>> Begin GIVEN RECORDS

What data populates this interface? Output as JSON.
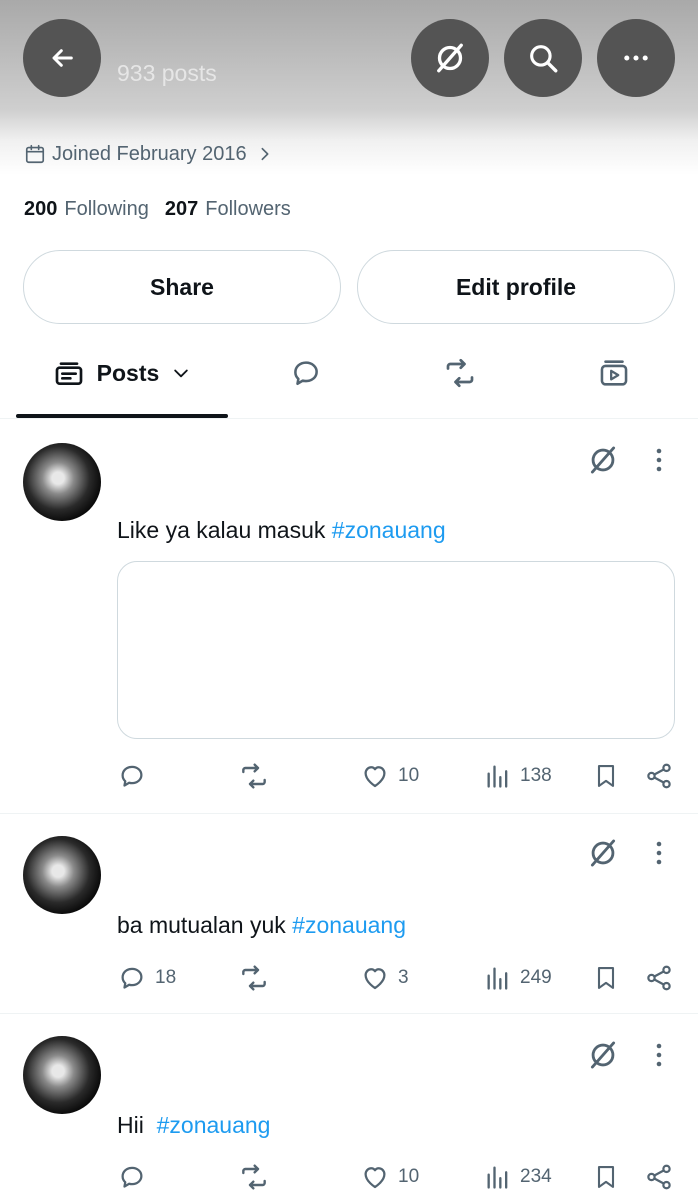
{
  "header": {
    "posts_count": "933 posts",
    "back_icon": "arrow-left-icon",
    "grok_icon": "grok-icon",
    "search_icon": "search-icon",
    "more_icon": "more-horizontal-icon"
  },
  "profile": {
    "joined": "Joined February 2016",
    "following_count": "200",
    "following_label": "Following",
    "followers_count": "207",
    "followers_label": "Followers"
  },
  "buttons": {
    "share": "Share",
    "edit_profile": "Edit profile"
  },
  "tabs": [
    {
      "label": "Posts",
      "icon": "posts-feed-icon",
      "active": true,
      "dropdown_icon": "chevron-down-icon"
    },
    {
      "label": "",
      "icon": "reply-bubble-icon"
    },
    {
      "label": "",
      "icon": "repost-icon"
    },
    {
      "label": "",
      "icon": "media-icon"
    }
  ],
  "posts": [
    {
      "text": "Like ya kalau masuk ",
      "hashtag": "#zonauang",
      "has_media": true,
      "replies": "",
      "reposts": "",
      "likes": "10",
      "views": "138"
    },
    {
      "text": "ba mutualan yuk ",
      "hashtag": "#zonauang",
      "has_media": false,
      "replies": "18",
      "reposts": "",
      "likes": "3",
      "views": "249"
    },
    {
      "text": "Hii  ",
      "hashtag": "#zonauang",
      "has_media": false,
      "replies": "",
      "reposts": "",
      "likes": "10",
      "views": "234"
    }
  ],
  "colors": {
    "accent": "#1d9bf0",
    "text_primary": "#0f1419",
    "text_secondary": "#536471",
    "border": "#cfd9de",
    "header_button_bg": "#545454"
  }
}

>> End GIVEN RECORDS

§ **AIM**
Return the full material word for word. Do not include the pictures.

§ **FULL ANSWER**
What data populates this interface? Output as JSON.
{
  "header": {
    "posts_count": "933 posts",
    "back_icon": "arrow-left-icon",
    "grok_icon": "grok-icon",
    "search_icon": "search-icon",
    "more_icon": "more-horizontal-icon"
  },
  "profile": {
    "joined": "Joined February 2016",
    "following_count": "200",
    "following_label": "Following",
    "followers_count": "207",
    "followers_label": "Followers"
  },
  "buttons": {
    "share": "Share",
    "edit_profile": "Edit profile"
  },
  "tabs": [
    {
      "label": "Posts",
      "icon": "posts-feed-icon",
      "active": true,
      "dropdown_icon": "chevron-down-icon"
    },
    {
      "label": "",
      "icon": "reply-bubble-icon"
    },
    {
      "label": "",
      "icon": "repost-icon"
    },
    {
      "label": "",
      "icon": "media-icon"
    }
  ],
  "posts": [
    {
      "text": "Like ya kalau masuk ",
      "hashtag": "#zonauang",
      "has_media": true,
      "replies": "",
      "reposts": "",
      "likes": "10",
      "views": "138"
    },
    {
      "text": "ba mutualan yuk ",
      "hashtag": "#zonauang",
      "has_media": false,
      "replies": "18",
      "reposts": "",
      "likes": "3",
      "views": "249"
    },
    {
      "text": "Hii  ",
      "hashtag": "#zonauang",
      "has_media": false,
      "replies": "",
      "reposts": "",
      "likes": "10",
      "views": "234"
    }
  ],
  "colors": {
    "accent": "#1d9bf0",
    "text_primary": "#0f1419",
    "text_secondary": "#536471",
    "border": "#cfd9de",
    "header_button_bg": "#545454"
  }
}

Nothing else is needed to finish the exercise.